▸ TASK PROMPT: Using the records below, count the lines with "value" in them. Give the number only.
--- START DATA RECORDS ---
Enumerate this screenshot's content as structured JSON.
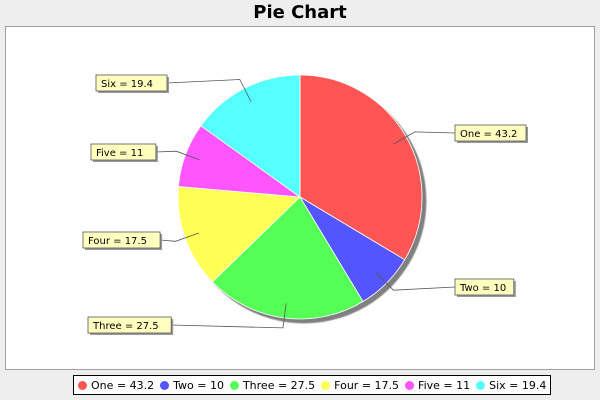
{
  "chart_data": {
    "type": "pie",
    "title": "Pie Chart",
    "slices": [
      {
        "name": "One",
        "value": 43.2,
        "label": "One = 43.2",
        "color": "#ff5555"
      },
      {
        "name": "Two",
        "value": 10,
        "label": "Two = 10",
        "color": "#5555ff"
      },
      {
        "name": "Three",
        "value": 27.5,
        "label": "Three = 27.5",
        "color": "#55ff55"
      },
      {
        "name": "Four",
        "value": 17.5,
        "label": "Four = 17.5",
        "color": "#ffff55"
      },
      {
        "name": "Five",
        "value": 11,
        "label": "Five = 11",
        "color": "#ff55ff"
      },
      {
        "name": "Six",
        "value": 19.4,
        "label": "Six = 19.4",
        "color": "#55ffff"
      }
    ],
    "start_angle_deg": 90,
    "direction": "clockwise",
    "legend_position": "bottom"
  },
  "colors": {
    "label_box_fill": "#ffffc0",
    "background": "#eeeeee",
    "plot_background": "#ffffff"
  }
}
--- END DATA RECORDS ---
▸ WORKED SOLUTION: 6